**** EXCERPTED DATA ****

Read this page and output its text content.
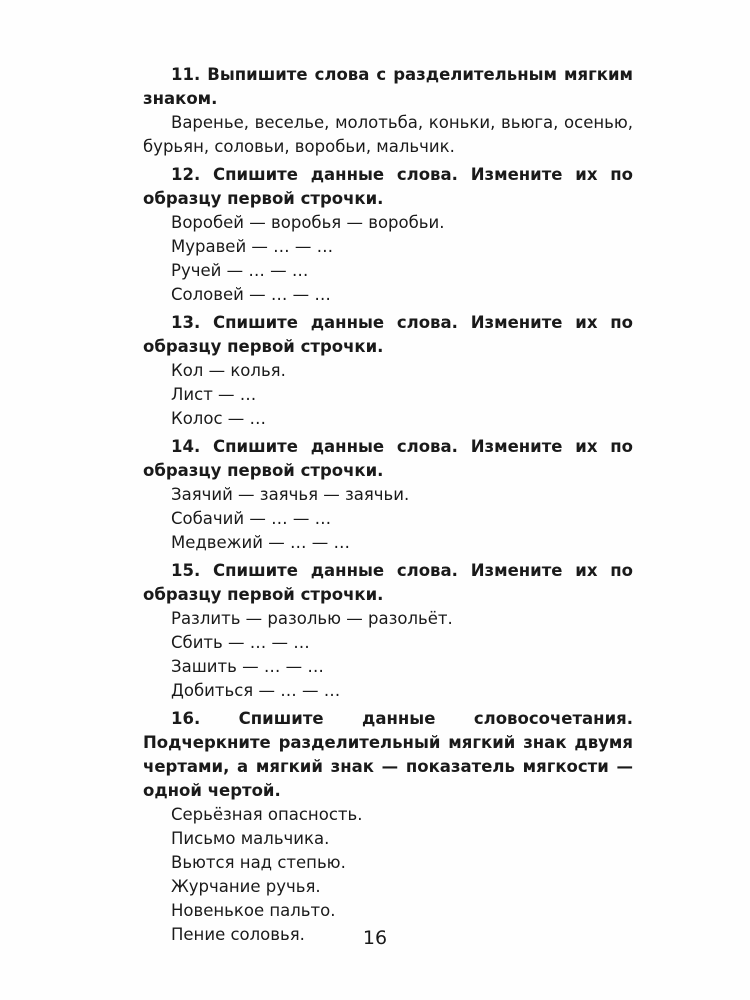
11. Выпишите слова с разделительным мягким знаком.

Варенье, веселье, молотьба, коньки, вьюга, осенью, бурьян, соловьи, воробьи, мальчик.

12. Спишите данные слова. Измените их по образцу первой строчки.

Воробей — воробья — воробьи.

Муравей — … — …

Ручей — … — …

Соловей — … — …

13. Спишите данные слова. Измените их по образцу первой строчки.

Кол — колья.

Лист — …

Колос — …

14. Спишите данные слова. Измените их по образцу первой строчки.

Заячий — заячья — заячьи.

Собачий — … — …

Медвежий — … — …

15. Спишите данные слова. Измените их по образцу первой строчки.

Разлить — разолью — разольёт.

Сбить — … — …

Зашить — … — …

Добиться — … — …

16. Спишите данные словосочетания. Подчеркните разделительный мягкий знак двумя чертами, а мягкий знак — показатель мягкости — одной чертой.

Серьёзная опасность.

Письмо мальчика.

Вьются над степью.

Журчание ручья.

Новенькое пальто.

Пение соловья.	16
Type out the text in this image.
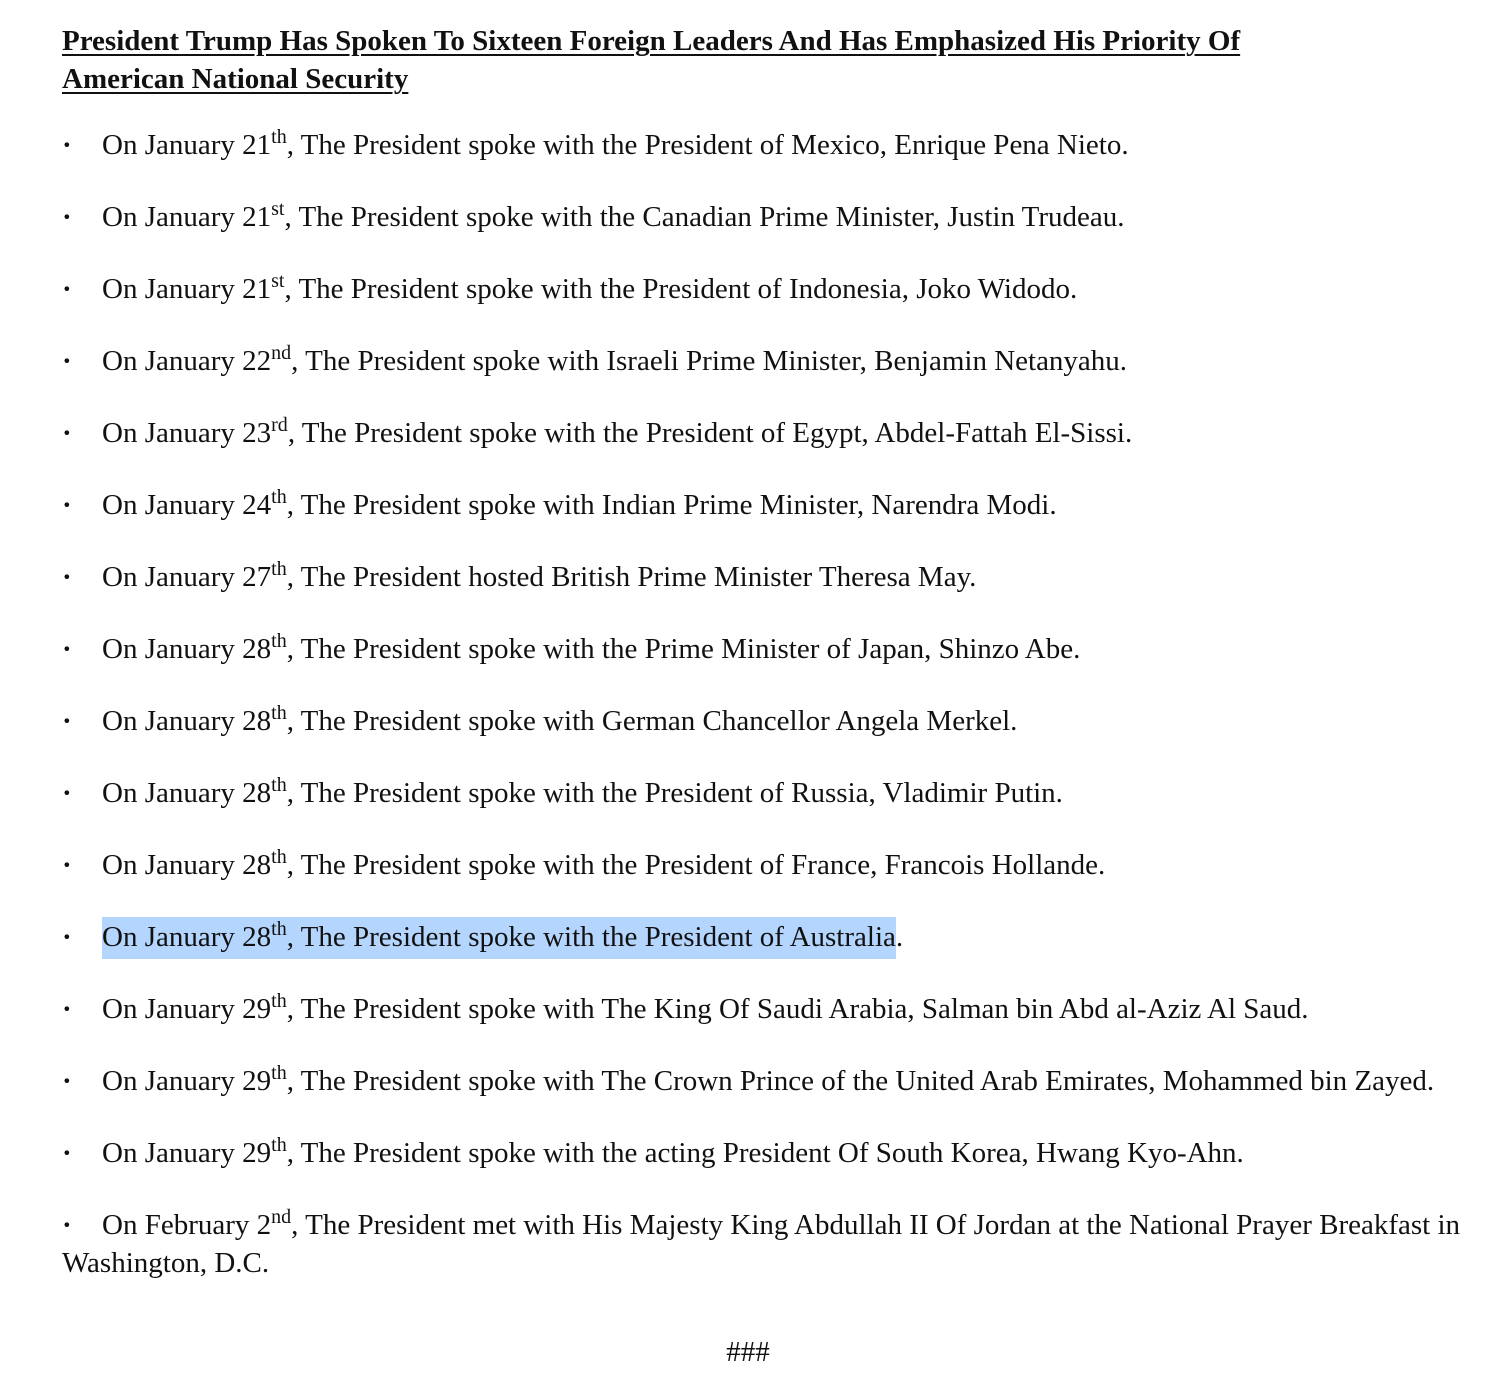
President Trump Has Spoken To Sixteen Foreign Leaders And Has Emphasized His Priority Of
American National Security
· On January 21th, The President spoke with the President of Mexico, Enrique Pena Nieto.
· On January 21st, The President spoke with the Canadian Prime Minister, Justin Trudeau.
· On January 21st, The President spoke with the President of Indonesia, Joko Widodo.
· On January 22nd, The President spoke with Israeli Prime Minister, Benjamin Netanyahu.
· On January 23rd, The President spoke with the President of Egypt, Abdel-Fattah El-Sissi.
· On January 24th, The President spoke with Indian Prime Minister, Narendra Modi.
· On January 27th, The President hosted British Prime Minister Theresa May.
· On January 28th, The President spoke with the Prime Minister of Japan, Shinzo Abe.
· On January 28th, The President spoke with German Chancellor Angela Merkel.
· On January 28th, The President spoke with the President of Russia, Vladimir Putin.
· On January 28th, The President spoke with the President of France, Francois Hollande.
· On January 28th, The President spoke with the President of Australia.
· On January 29th, The President spoke with The King Of Saudi Arabia, Salman bin Abd al-Aziz Al Saud.
· On January 29th, The President spoke with The Crown Prince of the United Arab Emirates, Mohammed bin Zayed.
· On January 29th, The President spoke with the acting President Of South Korea, Hwang Kyo-Ahn.
· On February 2nd, The President met with His Majesty King Abdullah II Of Jordan at the National Prayer Breakfast in Washington, D.C.
###
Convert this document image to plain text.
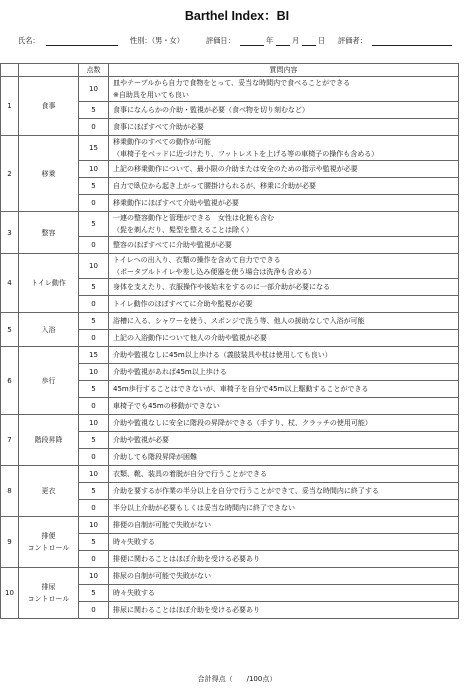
Barthel Index：BI
氏名：	性別：（男・女）	評価日：	年	月	日 評価者：
		点数	質問内容
1	食事	10	皿やテーブルから自力で食物をとって、妥当な時間内で食べることができる
※自助具を用いても良い

		5	食事になんらかの介助・監視が必要（食べ物を切り刻むなど）

		0	食事にほぼすべて介助が必要

2	移乗	15	移乗動作のすべての動作が可能
（車椅子をベッドに近づけたり、フットレストを上げる等の車椅子の操作も含める）

		10	上記の移乗動作について、最小限の介助または安全のための指示や監視が必要

		5	自力で臥位から起き上がって腰掛けられるが、移乗に介助が必要

		0	移乗動作にほぼすべて介助や監視が必要

3	整容	5	一連の整容動作と管理ができる　女性は化粧も含む
（髭を剃んだり、髪型を整えることは除く）

		0	整容のほぼすべてに介助や監視が必要

4	トイレ動作	10	トイレへの出入り、衣類の操作を含めて自力でできる
（ポータブルトイレや差し込み便器を使う場合は洗浄も含める）

		5	身体を支えたり、衣服操作や後始末をするのに一部介助が必要になる

		0	トイレ動作のほぼすべてに介助や監視が必要

5	入浴	5	浴槽に入る、シャワーを使う、スポンジで洗う等、他人の援助なしで入浴が可能

		0	上記の入浴動作について他人の介助や監視が必要

6	歩行	15	介助や監視なしに45m以上歩ける（義肢装具や杖は使用しても良い）

		10	介助や監視があれば45m以上歩ける

		5	45m歩行することはできないが、車椅子を自分で45m以上駆動することができる

		0	車椅子でも45mの移動ができない

7	階段昇降	10	介助や監視なしに安全に階段の昇降ができる（手すり、杖、クラッチの使用可能）

		5	介助や監視が必要

		0	介助しても階段昇降が困難

8	更衣	10	衣類、靴、装具の着脱が自分で行うことができる

		5	介助を要するが作業の半分以上を自分で行うことができて、妥当な時間内に終了する

		0	半分以上介助が必要もしくは妥当な時間内に終了できない

9	排便
コントロール	10	排便の自制が可能で失敗がない

		5	時々失敗する

		0	排便に関わることはほぼ介助を受ける必要あり

10	排尿
コントロール	10	排尿の自制が可能で失敗がない

		5	時々失敗する

		0	排尿に関わることはほぼ介助を受ける必要あり
合計得点（　　/100点）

****

EXERCISE DIRECTIONS ▸ Which lines in the records above contain the string "コントロール"? Copy each one.

CORRECT OUTPUT ▸
コントロール	10	排便の自制が可能で失敗がない
コントロール	10	排尿の自制が可能で失敗がない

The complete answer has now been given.